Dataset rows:

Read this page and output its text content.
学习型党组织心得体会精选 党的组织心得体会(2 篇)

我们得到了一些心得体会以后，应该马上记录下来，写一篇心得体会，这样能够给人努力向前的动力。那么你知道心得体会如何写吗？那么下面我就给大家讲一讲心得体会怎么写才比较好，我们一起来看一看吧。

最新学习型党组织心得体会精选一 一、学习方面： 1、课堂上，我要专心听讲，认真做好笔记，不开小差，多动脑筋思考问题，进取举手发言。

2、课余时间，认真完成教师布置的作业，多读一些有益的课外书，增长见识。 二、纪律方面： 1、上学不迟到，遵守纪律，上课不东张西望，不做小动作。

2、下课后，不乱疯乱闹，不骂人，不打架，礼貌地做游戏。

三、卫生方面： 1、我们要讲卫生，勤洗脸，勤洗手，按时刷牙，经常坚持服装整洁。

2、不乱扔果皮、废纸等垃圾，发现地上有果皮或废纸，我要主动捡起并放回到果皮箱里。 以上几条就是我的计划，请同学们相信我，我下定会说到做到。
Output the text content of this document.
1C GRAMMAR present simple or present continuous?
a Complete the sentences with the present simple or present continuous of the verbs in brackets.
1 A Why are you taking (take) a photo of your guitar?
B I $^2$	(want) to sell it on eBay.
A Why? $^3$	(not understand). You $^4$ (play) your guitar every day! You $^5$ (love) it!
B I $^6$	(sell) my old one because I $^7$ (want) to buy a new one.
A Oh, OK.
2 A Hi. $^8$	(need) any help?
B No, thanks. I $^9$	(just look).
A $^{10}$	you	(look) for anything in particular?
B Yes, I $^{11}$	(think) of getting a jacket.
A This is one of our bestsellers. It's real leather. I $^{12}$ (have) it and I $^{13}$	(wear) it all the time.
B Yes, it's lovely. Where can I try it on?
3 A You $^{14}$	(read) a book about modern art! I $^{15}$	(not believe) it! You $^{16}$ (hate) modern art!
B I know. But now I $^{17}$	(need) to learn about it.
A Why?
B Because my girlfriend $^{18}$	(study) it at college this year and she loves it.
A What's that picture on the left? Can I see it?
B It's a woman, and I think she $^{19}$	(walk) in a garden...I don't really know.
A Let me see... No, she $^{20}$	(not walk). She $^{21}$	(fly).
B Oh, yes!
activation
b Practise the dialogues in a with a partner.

## EXERCISE TASK
Check each line of the records for the word "need", and show the lines that contain it.

## REPLY
2 A Hi. $^8$	(need) any help?
B I know. But now I $^{17}$	(need) to learn about it.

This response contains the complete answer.